Across these entries, count the lines holding the string "Graveyard"; the number is the whole answer.
- - -
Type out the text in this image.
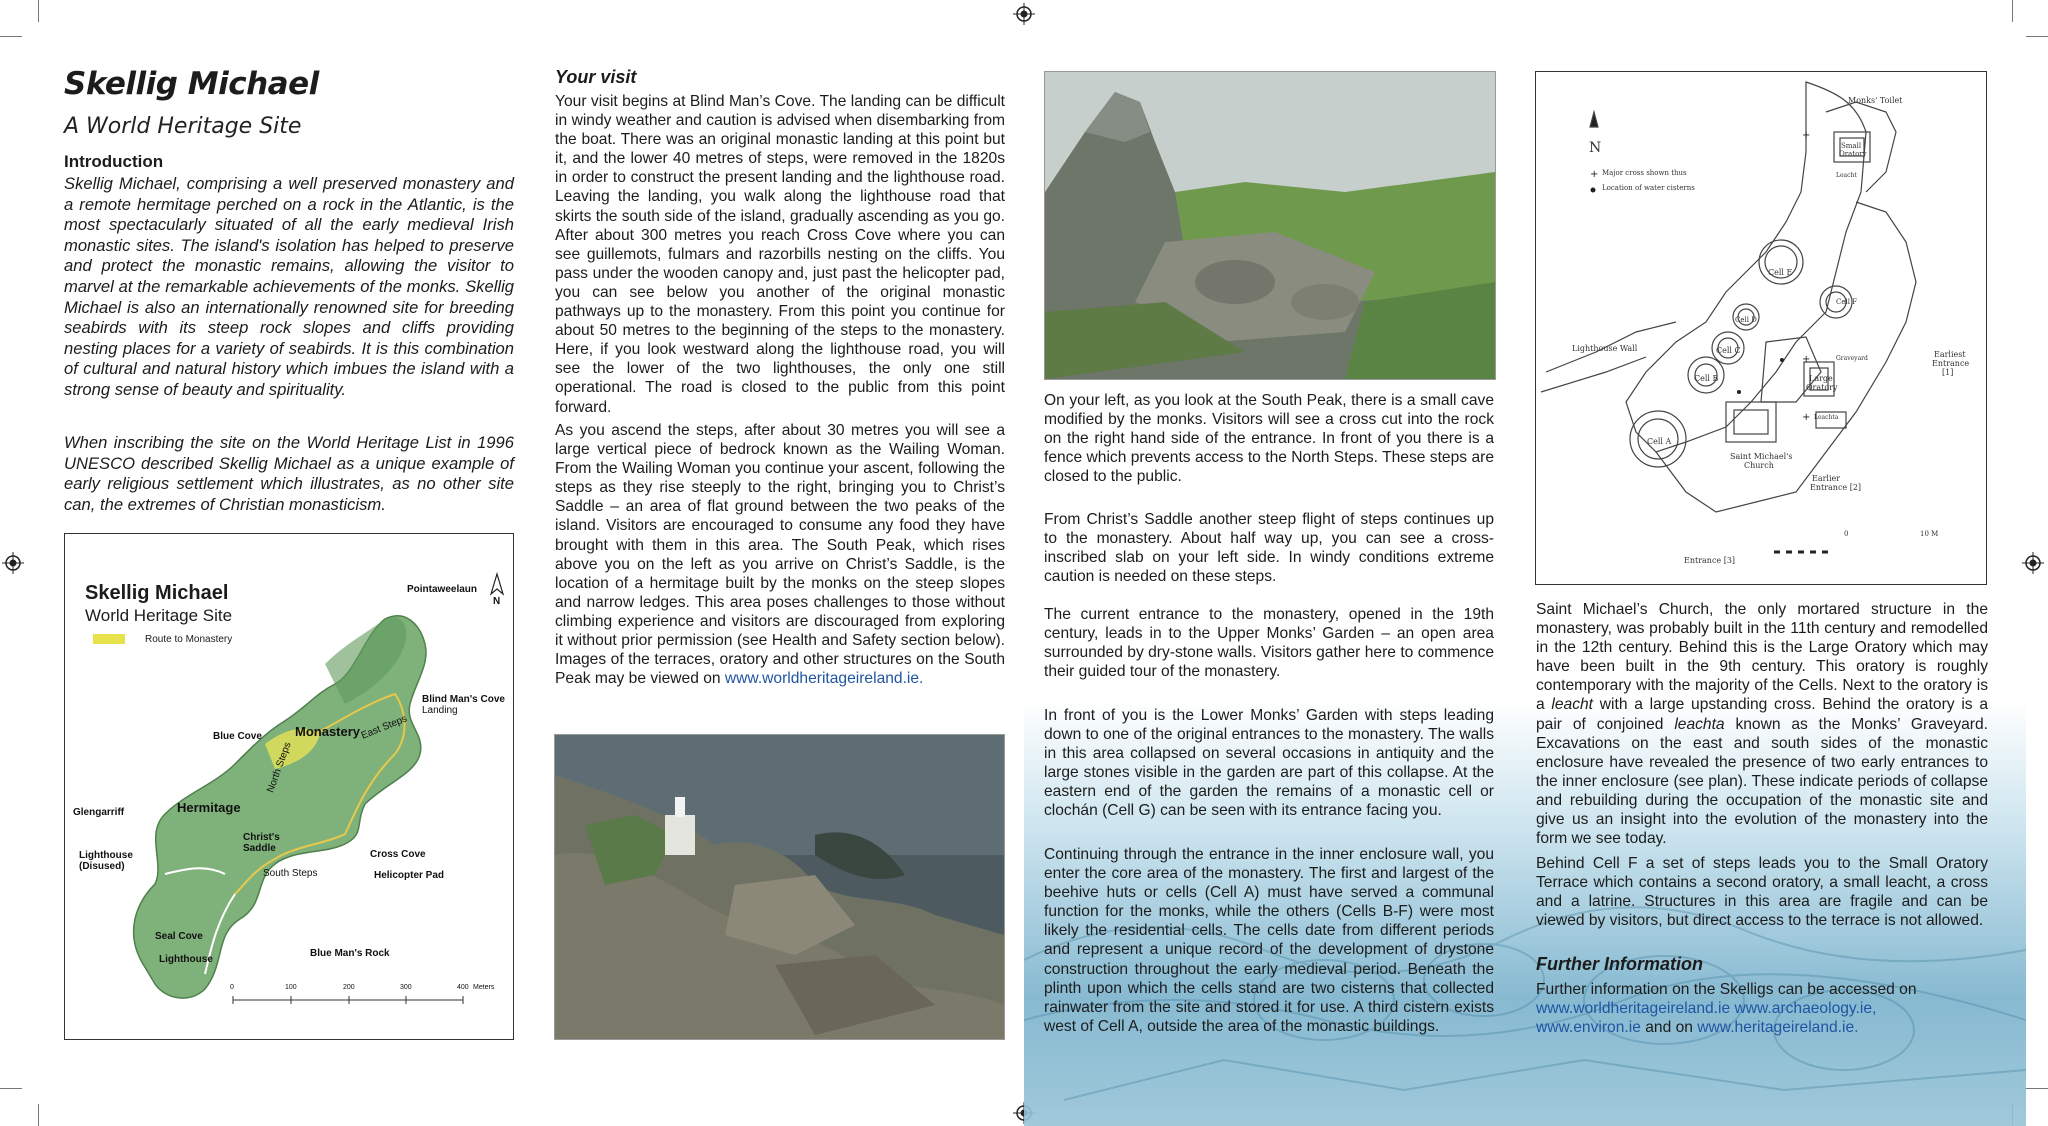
Skellig Michael
A World Heritage Site
Introduction

Skellig Michael, comprising a well preserved monastery and a remote hermitage perched on a rock in the Atlantic, is the most spectacularly situated of all the early medieval Irish monastic sites. The island's isolation has helped to preserve and protect the monastic remains, allowing the visitor to marvel at the remarkable achievements of the monks. Skellig Michael is also an internationally renowned site for breeding seabirds with its steep rock slopes and cliffs providing nesting places for a variety of seabirds. It is this combination of cultural and natural history which imbues the island with a strong sense of beauty and spirituality.

When inscribing the site on the World Heritage List in 1996 UNESCO described Skellig Michael as a unique example of early religious settlement which illustrates, as no other site can, the extremes of Christian monasticism.

Skellig Michael
World Heritage Site
Route to Monastery
N
Pointaweelaun
Blind Man's Cove
Landing
Blue Cove	Monastery East Steps
North Steps
Glengarriff	Hermitage
Christ's
Saddle
Lighthouse
(Disused)
Cross Cove
South Steps	Helicopter Pad
Seal Cove
Lighthouse
Blue Man's Rock
0	100	200	300	400 Meters
Your visit

Your visit begins at Blind Man’s Cove. The landing can be difficult in windy weather and caution is advised when disembarking from the boat. There was an original monastic landing at this point but it, and the lower 40 metres of steps, were removed in the 1820s in order to construct the present landing and the lighthouse road. Leaving the landing, you walk along the lighthouse road that skirts the south side of the island, gradually ascending as you go. After about 300 metres you reach Cross Cove where you can see guillemots, fulmars and razorbills nesting on the cliffs. You pass under the wooden canopy and, just past the helicopter pad, you can see below you another of the original monastic pathways up to the monastery. From this point you continue for about 50 metres to the beginning of the steps to the monastery. Here, if you look westward along the lighthouse road, you will see the lower of the two lighthouses, the only one still operational. The road is closed to the public from this point forward.

As you ascend the steps, after about 30 metres you will see a large vertical piece of bedrock known as the Wailing Woman. From the Wailing Woman you continue your ascent, following the steps as they rise steeply to the right, bringing you to Christ’s Saddle – an area of flat ground between the two peaks of the island. Visitors are encouraged to consume any food they have brought with them in this area. The South Peak, which rises above you on the left as you arrive on Christ’s Saddle, is the location of a hermitage built by the monks on the steep slopes and narrow ledges. This area poses challenges to those without climbing experience and visitors are discouraged from exploring it without prior permission (see Health and Safety section below). Images of the terraces, oratory and other structures on the South Peak may be viewed on www.worldheritageireland.ie.

On your left, as you look at the South Peak, there is a small cave modified by the monks. Visitors will see a cross cut into the rock on the right hand side of the entrance. In front of you there is a fence which prevents access to the North Steps. These steps are closed to the public.

From Christ’s Saddle another steep flight of steps continues up to the monastery. About half way up, you can see a cross-inscribed slab on your left side. In windy conditions extreme caution is needed on these steps.

The current entrance to the monastery, opened in the 19th century, leads in to the Upper Monks’ Garden – an open area surrounded by dry-stone walls. Visitors gather here to commence their guided tour of the monastery.

In front of you is the Lower Monks’ Garden with steps leading down to one of the original entrances to the monastery. The walls in this area collapsed on several occasions in antiquity and the large stones visible in the garden are part of this collapse. At the eastern end of the garden the remains of a monastic cell or clochán (Cell G) can be seen with its entrance facing you.

Continuing through the entrance in the inner enclosure wall, you enter the core area of the monastery. The first and largest of the beehive huts or cells (Cell A) must have served a communal function for the monks, while the others (Cells B-F) were most likely the residential cells. The cells date from different periods and represent a unique record of the development of drystone construction throughout the early medieval period. Beneath the plinth upon which the cells stand are two cisterns that collected rainwater from the site and stored it for use. A third cistern exists west of Cell A, outside the area of the monastic buildings.

+
+
+
+
N
Major cross shown thus
Location of water cisterns
Monks' Toilet
Small
Oratory
Leacht
Cell E
Cell F
Cell D
Cell C
Cell B
Cell A
Lighthouse Wall
Graveyard
Large
Oratory
Leachta
Earliest
Entrance
[1]
Saint Michael's
Church
Earlier
Entrance [2]
Entrance [3]
0	10 M

Saint Michael’s Church, the only mortared structure in the monastery, was probably built in the 11th century and remodelled in the 12th century. Behind this is the Large Oratory which may have been built in the 9th century. This oratory is roughly contemporary with the majority of the Cells. Next to the oratory is a leacht with a large upstanding cross. Behind the oratory is a pair of conjoined leachta known as the Monks’ Graveyard. Excavations on the east and south sides of the monastic enclosure have revealed the presence of two early entrances to the inner enclosure (see plan). These indicate periods of collapse and rebuilding during the occupation of the monastic site and give us an insight into the evolution of the monastery into the form we see today.

Behind Cell F a set of steps leads you to the Small Oratory Terrace which contains a second oratory, a small leacht, a cross and a latrine. Structures in this area are fragile and can be viewed by visitors, but direct access to the terrace is not allowed.

Further Information
Further information on the Skelligs can be accessed on
www.worldheritageireland.ie www.archaeology.ie,
www.environ.ie and on www.heritageireland.ie.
- - -
EXERCISE SOLUTION: 2